* _PROBLEM STATEMENT_
In the records below, find each line with the word "arrêter" and copy it.

* _GIVEN DATA_
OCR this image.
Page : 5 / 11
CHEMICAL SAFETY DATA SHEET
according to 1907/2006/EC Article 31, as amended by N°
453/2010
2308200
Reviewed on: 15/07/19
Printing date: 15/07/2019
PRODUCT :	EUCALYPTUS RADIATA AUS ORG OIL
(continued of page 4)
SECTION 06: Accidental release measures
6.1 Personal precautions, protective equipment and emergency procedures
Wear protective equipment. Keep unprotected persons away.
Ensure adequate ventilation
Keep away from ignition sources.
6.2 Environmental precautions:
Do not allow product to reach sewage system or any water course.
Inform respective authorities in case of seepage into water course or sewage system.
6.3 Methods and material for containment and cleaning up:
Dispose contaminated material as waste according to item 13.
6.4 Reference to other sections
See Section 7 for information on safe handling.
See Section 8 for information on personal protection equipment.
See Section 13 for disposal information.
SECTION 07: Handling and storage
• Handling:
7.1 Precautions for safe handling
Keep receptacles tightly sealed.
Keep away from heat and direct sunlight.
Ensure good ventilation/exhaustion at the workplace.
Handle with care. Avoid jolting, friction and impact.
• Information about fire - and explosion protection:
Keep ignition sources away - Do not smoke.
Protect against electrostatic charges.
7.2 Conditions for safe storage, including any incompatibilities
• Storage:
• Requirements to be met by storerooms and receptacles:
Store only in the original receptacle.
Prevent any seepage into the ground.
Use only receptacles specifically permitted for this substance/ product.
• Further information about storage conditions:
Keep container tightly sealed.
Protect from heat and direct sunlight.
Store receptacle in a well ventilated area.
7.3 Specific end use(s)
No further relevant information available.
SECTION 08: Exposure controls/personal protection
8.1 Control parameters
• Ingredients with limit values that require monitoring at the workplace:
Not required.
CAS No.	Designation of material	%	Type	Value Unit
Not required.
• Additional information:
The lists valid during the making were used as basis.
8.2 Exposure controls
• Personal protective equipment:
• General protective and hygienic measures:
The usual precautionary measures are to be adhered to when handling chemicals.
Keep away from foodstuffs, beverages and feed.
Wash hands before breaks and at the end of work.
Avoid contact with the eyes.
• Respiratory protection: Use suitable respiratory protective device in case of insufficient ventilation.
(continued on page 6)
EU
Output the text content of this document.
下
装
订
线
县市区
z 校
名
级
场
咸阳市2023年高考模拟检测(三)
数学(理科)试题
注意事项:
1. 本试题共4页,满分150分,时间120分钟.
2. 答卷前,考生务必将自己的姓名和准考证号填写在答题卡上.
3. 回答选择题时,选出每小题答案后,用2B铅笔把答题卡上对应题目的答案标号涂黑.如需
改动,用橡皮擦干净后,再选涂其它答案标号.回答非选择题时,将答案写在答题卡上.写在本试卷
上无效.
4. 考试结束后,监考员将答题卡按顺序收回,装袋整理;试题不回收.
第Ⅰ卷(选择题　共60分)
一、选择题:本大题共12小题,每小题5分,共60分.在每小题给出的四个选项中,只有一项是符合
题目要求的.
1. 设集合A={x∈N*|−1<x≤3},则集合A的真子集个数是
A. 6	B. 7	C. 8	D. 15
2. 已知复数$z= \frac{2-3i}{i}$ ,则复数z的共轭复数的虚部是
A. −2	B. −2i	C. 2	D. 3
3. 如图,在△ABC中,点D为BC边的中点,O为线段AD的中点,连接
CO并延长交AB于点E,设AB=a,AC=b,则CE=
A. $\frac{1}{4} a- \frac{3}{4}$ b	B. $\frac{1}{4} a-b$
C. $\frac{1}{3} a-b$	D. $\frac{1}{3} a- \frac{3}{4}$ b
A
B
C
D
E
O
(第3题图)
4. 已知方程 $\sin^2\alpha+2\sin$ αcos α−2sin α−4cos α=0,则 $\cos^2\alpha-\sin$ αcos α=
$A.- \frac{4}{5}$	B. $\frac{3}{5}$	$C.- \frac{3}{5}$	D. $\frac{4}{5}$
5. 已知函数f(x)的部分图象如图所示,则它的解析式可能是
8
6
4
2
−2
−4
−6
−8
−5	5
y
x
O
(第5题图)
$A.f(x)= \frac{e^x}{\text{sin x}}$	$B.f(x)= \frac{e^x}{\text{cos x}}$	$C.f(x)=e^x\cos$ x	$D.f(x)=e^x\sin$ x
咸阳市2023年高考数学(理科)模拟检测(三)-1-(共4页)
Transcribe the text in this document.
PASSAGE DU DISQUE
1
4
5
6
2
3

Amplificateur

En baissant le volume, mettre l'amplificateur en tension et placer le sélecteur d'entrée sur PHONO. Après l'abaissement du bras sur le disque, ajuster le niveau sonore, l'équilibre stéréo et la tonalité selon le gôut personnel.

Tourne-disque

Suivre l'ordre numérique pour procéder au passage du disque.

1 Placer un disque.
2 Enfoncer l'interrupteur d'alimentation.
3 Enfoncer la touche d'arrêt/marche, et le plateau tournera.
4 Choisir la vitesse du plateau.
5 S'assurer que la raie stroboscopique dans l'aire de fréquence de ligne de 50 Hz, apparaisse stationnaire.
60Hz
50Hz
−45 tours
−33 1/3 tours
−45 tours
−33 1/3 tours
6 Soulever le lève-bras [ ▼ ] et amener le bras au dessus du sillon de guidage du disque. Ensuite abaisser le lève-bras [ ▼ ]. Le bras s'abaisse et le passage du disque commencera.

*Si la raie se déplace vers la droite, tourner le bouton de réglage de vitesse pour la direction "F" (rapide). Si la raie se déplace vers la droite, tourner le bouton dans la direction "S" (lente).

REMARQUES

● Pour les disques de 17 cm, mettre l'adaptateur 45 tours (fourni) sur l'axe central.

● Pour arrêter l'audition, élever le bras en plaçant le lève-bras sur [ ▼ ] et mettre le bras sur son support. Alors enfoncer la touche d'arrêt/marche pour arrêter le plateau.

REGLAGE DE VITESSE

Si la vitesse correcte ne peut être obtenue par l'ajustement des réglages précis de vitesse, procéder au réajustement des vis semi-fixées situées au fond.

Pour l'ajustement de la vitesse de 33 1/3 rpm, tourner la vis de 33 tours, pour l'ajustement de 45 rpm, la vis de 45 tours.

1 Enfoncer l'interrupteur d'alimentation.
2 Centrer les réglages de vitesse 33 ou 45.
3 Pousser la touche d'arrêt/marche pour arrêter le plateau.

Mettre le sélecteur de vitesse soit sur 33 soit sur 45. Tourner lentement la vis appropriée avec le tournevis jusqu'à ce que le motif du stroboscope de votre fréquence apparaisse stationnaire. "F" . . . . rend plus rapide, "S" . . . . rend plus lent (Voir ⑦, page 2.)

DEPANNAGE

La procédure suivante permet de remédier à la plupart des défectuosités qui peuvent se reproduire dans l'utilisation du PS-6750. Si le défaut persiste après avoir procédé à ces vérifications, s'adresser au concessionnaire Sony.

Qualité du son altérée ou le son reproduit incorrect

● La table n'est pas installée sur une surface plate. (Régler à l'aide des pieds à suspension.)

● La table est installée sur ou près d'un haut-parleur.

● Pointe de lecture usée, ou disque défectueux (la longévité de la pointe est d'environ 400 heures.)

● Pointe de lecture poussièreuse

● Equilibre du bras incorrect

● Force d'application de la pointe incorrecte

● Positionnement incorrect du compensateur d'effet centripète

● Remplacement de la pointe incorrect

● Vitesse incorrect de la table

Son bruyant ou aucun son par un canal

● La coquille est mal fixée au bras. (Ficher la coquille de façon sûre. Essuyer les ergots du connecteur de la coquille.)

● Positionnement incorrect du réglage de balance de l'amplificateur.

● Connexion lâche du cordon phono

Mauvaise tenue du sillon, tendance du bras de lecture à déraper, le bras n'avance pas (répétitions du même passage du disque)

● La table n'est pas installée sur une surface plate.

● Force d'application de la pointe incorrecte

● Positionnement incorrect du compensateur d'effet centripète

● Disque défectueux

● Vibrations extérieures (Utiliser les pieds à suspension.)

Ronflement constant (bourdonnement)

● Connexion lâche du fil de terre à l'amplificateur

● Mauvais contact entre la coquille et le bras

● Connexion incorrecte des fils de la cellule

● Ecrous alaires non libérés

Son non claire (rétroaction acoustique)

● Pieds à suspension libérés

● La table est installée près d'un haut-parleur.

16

* _RESULT OF THIS TASK_
● Pour arrêter l'audition, élever le bras en plaçant le lève-bras sur [ ▼ ] et mettre le bras sur son support. Alors enfoncer la touche d'arrêt/marche pour arrêter le plateau.
3 Pousser la touche d'arrêt/marche pour arrêter le plateau.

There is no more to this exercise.